--- start of Source material ---
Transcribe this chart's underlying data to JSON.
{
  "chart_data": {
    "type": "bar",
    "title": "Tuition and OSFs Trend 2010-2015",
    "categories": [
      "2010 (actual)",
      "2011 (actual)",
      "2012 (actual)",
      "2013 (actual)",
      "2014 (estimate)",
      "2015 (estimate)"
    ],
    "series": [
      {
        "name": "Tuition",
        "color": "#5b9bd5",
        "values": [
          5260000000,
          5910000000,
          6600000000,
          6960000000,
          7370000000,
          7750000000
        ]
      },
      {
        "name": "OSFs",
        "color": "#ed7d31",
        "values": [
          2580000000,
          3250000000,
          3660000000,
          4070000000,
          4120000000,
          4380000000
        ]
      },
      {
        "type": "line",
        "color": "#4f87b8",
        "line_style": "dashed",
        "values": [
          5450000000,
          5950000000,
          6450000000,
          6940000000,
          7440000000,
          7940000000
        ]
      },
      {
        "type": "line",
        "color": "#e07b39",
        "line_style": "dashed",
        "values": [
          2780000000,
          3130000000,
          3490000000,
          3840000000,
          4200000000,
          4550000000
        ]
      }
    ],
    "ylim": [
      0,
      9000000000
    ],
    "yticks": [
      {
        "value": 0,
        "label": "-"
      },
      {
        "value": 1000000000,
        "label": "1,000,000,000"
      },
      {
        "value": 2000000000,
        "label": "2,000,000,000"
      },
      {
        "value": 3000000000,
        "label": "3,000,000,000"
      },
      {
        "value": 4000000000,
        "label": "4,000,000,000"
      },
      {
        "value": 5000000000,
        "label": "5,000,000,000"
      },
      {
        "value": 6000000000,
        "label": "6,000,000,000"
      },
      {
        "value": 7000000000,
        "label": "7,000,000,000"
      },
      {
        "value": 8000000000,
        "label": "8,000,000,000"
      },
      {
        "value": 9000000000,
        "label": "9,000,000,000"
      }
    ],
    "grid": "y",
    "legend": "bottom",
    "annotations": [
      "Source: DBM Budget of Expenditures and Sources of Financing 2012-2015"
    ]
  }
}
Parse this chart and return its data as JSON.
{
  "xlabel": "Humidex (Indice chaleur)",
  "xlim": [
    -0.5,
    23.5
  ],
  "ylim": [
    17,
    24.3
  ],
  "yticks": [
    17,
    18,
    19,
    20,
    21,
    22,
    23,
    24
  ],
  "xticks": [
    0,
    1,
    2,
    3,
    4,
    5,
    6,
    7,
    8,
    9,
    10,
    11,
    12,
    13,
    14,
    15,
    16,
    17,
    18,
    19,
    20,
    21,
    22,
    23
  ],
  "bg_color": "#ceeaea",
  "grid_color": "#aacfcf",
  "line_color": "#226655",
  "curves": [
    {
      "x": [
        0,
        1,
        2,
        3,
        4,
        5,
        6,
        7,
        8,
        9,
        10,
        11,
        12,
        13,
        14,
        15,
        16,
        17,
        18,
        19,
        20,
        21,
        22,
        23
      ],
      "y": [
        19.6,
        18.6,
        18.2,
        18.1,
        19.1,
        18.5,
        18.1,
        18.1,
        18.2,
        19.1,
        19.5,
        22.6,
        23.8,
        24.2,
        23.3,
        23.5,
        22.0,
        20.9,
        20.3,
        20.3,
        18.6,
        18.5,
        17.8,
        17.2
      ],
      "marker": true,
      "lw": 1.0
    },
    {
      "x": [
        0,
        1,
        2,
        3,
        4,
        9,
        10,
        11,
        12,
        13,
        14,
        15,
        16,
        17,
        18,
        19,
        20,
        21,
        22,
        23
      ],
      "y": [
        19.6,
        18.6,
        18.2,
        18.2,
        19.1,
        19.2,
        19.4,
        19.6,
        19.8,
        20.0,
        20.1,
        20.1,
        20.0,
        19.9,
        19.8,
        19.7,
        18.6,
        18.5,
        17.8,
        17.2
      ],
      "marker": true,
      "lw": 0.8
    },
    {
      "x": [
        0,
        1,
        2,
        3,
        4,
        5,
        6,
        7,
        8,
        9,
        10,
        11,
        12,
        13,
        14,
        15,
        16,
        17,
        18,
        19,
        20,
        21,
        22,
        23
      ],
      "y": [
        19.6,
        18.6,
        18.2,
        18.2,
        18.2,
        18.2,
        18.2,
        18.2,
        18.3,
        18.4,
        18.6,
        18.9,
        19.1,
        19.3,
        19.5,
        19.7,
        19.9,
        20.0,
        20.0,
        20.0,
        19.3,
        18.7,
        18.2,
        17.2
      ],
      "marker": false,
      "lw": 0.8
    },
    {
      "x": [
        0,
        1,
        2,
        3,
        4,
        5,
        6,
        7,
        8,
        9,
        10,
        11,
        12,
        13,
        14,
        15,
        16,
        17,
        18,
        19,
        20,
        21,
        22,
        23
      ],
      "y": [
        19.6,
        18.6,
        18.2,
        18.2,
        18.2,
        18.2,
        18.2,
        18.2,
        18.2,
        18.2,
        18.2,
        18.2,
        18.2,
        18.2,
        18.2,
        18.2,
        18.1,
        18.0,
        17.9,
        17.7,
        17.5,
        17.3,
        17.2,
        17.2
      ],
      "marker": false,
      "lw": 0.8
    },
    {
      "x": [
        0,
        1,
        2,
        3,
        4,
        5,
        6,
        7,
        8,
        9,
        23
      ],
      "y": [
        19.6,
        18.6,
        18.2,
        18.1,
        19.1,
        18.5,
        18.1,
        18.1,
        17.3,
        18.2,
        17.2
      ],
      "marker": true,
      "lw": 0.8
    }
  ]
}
--- end of Source material ---
--- start of Source material ---
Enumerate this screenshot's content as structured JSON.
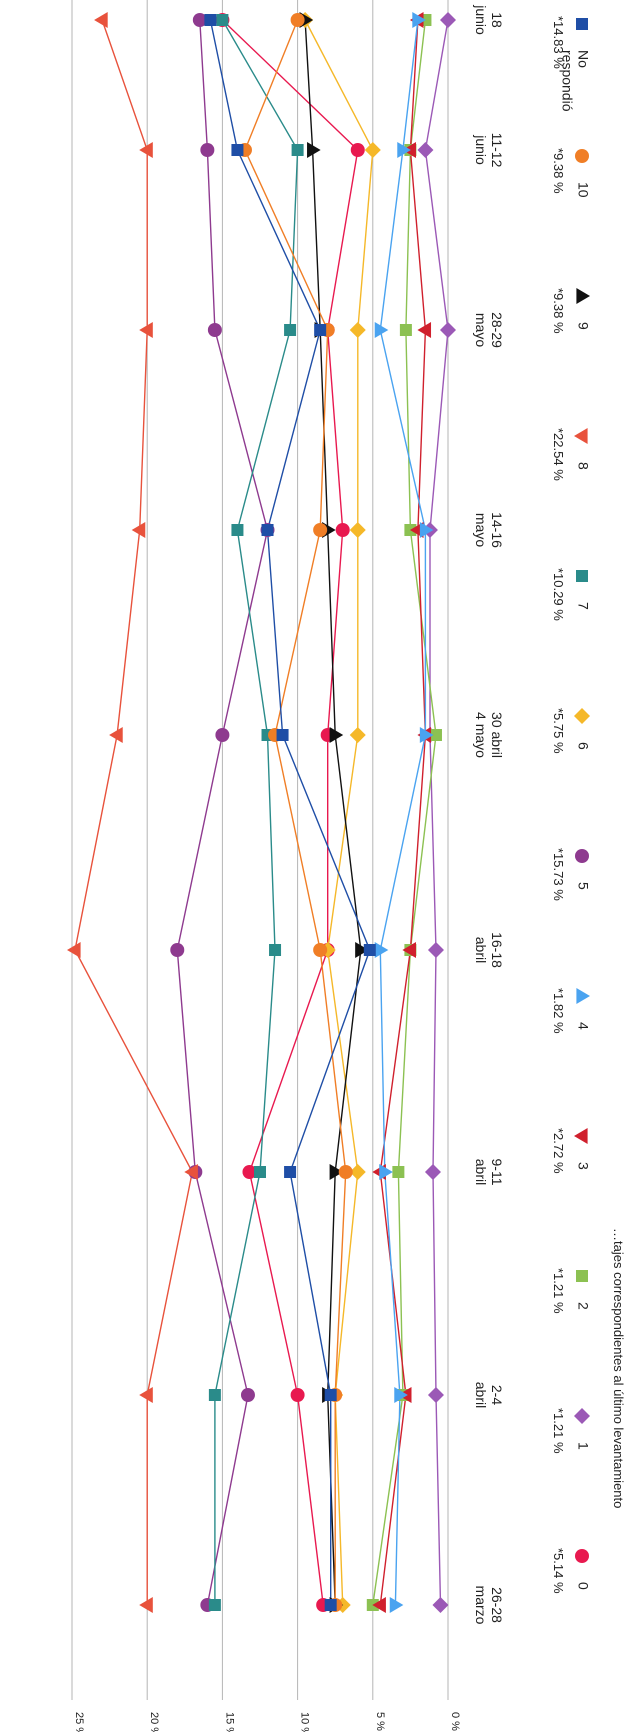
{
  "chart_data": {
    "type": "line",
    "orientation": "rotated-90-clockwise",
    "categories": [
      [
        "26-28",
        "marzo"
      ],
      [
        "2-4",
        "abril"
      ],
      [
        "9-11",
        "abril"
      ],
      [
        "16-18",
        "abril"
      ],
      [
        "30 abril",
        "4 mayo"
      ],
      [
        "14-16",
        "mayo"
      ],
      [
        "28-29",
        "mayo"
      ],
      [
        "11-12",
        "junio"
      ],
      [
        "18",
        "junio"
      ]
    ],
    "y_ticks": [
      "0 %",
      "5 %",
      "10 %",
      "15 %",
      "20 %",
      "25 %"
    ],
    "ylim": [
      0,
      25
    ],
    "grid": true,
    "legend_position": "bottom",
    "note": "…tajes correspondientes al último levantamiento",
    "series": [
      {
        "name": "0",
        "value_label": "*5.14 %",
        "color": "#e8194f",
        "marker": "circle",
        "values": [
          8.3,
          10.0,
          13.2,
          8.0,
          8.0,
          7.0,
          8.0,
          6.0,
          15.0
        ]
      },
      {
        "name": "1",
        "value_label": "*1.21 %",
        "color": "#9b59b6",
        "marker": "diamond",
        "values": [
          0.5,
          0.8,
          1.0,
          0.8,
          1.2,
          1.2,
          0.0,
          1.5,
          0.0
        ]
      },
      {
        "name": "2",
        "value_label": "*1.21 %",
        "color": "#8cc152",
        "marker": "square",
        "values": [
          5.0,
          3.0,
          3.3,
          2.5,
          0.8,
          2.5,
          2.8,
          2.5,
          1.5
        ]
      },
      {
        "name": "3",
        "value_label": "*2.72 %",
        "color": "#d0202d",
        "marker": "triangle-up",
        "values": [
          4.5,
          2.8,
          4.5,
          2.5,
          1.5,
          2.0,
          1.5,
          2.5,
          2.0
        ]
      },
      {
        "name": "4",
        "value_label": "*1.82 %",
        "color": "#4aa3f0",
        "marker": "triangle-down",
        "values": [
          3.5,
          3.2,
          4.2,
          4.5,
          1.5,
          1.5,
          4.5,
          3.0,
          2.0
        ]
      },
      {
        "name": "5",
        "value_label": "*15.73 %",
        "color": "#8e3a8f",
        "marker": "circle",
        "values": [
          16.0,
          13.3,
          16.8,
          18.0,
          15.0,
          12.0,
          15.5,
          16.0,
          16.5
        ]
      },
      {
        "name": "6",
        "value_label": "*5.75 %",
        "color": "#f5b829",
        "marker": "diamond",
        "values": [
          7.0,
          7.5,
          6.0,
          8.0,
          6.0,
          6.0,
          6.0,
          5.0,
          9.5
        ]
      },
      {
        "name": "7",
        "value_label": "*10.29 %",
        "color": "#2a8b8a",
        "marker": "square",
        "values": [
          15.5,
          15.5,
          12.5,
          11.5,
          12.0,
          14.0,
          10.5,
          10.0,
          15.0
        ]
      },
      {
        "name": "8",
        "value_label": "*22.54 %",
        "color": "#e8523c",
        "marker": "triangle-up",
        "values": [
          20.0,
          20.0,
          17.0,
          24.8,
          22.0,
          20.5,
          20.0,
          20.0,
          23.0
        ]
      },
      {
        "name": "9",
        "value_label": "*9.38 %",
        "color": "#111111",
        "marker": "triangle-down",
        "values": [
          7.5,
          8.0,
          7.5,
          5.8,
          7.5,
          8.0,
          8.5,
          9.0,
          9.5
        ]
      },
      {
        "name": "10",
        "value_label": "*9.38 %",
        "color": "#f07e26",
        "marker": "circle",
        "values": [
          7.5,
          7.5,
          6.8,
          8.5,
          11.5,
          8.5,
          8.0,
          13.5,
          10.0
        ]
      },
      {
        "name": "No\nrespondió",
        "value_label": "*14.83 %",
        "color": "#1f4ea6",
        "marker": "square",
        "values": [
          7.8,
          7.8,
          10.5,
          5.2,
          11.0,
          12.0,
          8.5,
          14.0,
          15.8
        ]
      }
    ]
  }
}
--- end of Source material ---
• **Your goal**: Go over the data above and copy every line that has the word "this" in it.

• **Worked solution**:
Transcribe this chart's underlying data to JSON.
Parse this chart and return its data as JSON.
Enumerate this screenshot's content as structured JSON.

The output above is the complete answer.